[BEGIN Data]
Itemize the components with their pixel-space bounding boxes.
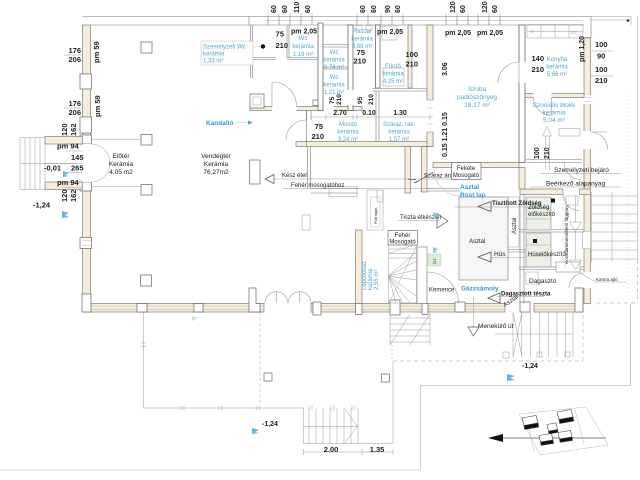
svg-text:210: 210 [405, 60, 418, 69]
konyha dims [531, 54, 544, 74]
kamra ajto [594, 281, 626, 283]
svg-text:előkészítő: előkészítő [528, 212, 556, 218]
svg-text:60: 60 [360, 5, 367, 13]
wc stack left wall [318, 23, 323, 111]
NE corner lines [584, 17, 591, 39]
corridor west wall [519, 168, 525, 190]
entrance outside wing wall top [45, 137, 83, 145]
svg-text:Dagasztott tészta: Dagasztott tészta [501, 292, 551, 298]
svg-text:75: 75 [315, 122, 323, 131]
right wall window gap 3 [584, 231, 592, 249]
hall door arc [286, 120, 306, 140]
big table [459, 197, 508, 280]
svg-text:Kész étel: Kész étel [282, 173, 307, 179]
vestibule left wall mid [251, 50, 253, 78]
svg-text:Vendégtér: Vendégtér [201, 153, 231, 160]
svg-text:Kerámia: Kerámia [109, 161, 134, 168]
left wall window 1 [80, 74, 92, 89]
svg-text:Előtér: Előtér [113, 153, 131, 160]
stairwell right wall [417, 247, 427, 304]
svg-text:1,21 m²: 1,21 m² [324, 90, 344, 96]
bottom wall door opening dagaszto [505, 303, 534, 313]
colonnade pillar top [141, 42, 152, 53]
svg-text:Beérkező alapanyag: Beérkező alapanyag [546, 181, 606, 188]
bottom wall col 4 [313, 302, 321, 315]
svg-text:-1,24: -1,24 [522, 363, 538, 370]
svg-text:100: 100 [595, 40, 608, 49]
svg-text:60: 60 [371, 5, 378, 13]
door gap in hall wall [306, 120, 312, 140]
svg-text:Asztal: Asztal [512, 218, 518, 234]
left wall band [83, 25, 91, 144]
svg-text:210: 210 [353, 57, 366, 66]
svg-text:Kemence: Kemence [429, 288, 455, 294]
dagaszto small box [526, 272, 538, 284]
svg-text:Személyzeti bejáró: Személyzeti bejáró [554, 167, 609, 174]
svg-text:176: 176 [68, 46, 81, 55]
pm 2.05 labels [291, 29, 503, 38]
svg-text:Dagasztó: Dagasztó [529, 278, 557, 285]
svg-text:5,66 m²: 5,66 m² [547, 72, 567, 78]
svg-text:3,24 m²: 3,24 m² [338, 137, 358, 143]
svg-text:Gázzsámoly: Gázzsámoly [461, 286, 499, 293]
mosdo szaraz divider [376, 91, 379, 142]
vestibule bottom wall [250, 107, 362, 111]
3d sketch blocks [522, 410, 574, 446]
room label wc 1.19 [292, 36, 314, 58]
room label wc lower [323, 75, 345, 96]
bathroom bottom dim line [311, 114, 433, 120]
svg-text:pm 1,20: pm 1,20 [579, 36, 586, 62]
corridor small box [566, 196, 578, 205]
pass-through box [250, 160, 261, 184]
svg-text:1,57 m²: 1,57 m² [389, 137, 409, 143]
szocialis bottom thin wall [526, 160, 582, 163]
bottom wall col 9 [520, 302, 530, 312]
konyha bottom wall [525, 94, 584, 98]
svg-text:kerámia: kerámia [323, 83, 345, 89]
[END Data]
[BEGIN Data]
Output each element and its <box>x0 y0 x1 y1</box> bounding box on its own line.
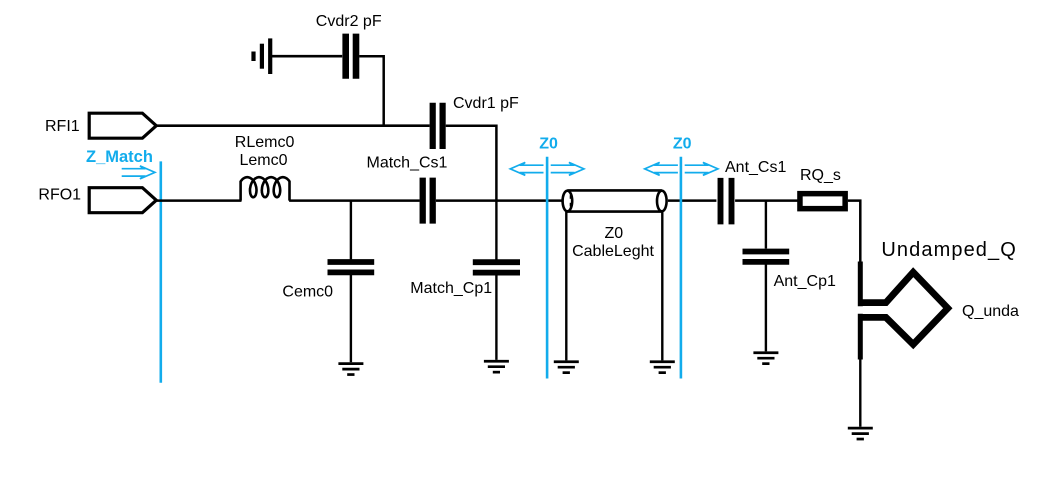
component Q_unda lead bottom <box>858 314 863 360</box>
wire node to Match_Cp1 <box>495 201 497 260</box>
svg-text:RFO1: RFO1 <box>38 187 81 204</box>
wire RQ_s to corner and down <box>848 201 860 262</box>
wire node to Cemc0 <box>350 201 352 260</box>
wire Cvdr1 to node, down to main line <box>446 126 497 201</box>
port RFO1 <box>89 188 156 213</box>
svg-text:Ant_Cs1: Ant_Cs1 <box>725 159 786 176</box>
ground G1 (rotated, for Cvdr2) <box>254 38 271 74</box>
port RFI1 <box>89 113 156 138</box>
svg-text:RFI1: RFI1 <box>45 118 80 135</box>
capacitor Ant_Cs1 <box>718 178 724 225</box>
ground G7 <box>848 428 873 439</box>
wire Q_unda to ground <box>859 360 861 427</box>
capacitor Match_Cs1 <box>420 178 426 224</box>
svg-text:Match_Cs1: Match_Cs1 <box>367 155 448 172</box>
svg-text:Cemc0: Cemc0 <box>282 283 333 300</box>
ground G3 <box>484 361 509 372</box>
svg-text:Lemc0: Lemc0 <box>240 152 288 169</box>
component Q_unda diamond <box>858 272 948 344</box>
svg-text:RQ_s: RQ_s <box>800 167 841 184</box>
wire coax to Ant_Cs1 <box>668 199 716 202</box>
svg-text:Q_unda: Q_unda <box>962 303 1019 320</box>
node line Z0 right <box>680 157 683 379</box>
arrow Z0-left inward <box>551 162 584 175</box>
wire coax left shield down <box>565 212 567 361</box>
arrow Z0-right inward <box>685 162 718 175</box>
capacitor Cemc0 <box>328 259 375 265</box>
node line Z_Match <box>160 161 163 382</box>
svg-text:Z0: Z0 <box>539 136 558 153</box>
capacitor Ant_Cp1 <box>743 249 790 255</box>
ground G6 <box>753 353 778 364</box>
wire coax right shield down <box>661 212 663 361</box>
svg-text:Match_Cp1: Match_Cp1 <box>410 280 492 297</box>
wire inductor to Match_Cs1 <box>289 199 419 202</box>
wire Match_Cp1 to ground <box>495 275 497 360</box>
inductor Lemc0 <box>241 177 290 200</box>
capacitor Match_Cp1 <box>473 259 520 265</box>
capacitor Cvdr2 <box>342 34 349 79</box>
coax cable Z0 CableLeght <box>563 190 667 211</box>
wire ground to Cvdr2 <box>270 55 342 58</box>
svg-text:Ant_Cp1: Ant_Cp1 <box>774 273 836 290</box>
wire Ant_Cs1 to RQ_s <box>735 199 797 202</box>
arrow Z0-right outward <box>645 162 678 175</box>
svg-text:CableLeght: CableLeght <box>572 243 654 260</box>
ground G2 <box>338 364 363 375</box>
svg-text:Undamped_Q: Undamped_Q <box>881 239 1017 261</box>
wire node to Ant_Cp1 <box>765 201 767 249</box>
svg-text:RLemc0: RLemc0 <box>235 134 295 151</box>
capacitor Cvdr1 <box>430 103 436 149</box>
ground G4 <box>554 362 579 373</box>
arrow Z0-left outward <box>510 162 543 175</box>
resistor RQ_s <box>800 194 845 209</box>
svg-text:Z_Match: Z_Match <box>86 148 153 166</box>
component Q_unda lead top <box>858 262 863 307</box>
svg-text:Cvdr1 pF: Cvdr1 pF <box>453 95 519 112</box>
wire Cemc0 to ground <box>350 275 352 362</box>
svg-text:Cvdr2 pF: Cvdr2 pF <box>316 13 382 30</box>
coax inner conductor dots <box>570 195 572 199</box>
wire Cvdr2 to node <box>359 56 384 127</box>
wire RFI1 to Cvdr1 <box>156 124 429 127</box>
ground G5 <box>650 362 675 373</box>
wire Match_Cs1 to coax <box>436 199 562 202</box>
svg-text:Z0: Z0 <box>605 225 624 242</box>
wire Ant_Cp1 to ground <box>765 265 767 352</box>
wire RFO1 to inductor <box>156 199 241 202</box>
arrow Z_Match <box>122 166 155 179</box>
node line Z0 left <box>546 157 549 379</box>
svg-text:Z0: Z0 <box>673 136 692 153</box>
[END Data]
* [What you have to do]: Copy the entries verbatim, one per line, covering the stretch from the line containing "component Q_unda lead bottom" through the line containing "wire coax right", with both of those lines included.

* [Answer in full]:
component Q_unda lead bottom <box>858 314 863 360</box>
wire node to Match_Cp1 <box>495 201 497 260</box>
svg-text:RFO1: RFO1 <box>38 187 81 204</box>
wire RQ_s to corner and down <box>848 201 860 262</box>
wire node to Cemc0 <box>350 201 352 260</box>
wire Cvdr1 to node, down to main line <box>446 126 497 201</box>
port RFO1 <box>89 188 156 213</box>
svg-text:Ant_Cs1: Ant_Cs1 <box>725 159 786 176</box>
ground G1 (rotated, for Cvdr2) <box>254 38 271 74</box>
port RFI1 <box>89 113 156 138</box>
svg-text:RFI1: RFI1 <box>45 118 80 135</box>
capacitor Ant_Cs1 <box>718 178 724 225</box>
ground G7 <box>848 428 873 439</box>
wire Q_unda to ground <box>859 360 861 427</box>
capacitor Match_Cs1 <box>420 178 426 224</box>
svg-text:Match_Cs1: Match_Cs1 <box>367 155 448 172</box>
svg-text:Cemc0: Cemc0 <box>282 283 333 300</box>
ground G3 <box>484 361 509 372</box>
svg-text:Lemc0: Lemc0 <box>240 152 288 169</box>
component Q_unda diamond <box>858 272 948 344</box>
svg-text:RQ_s: RQ_s <box>800 167 841 184</box>
wire coax to Ant_Cs1 <box>668 199 716 202</box>
svg-text:Q_unda: Q_unda <box>962 303 1019 320</box>
node line Z0 right <box>680 157 683 379</box>
arrow Z0-left inward <box>551 162 584 175</box>
wire coax left shield down <box>565 212 567 361</box>
arrow Z0-right inward <box>685 162 718 175</box>
capacitor Cemc0 <box>328 259 375 265</box>
node line Z_Match <box>160 161 163 382</box>
svg-text:Z0: Z0 <box>539 136 558 153</box>
capacitor Ant_Cp1 <box>743 249 790 255</box>
ground G6 <box>753 353 778 364</box>
wire coax right shield down <box>661 212 663 361</box>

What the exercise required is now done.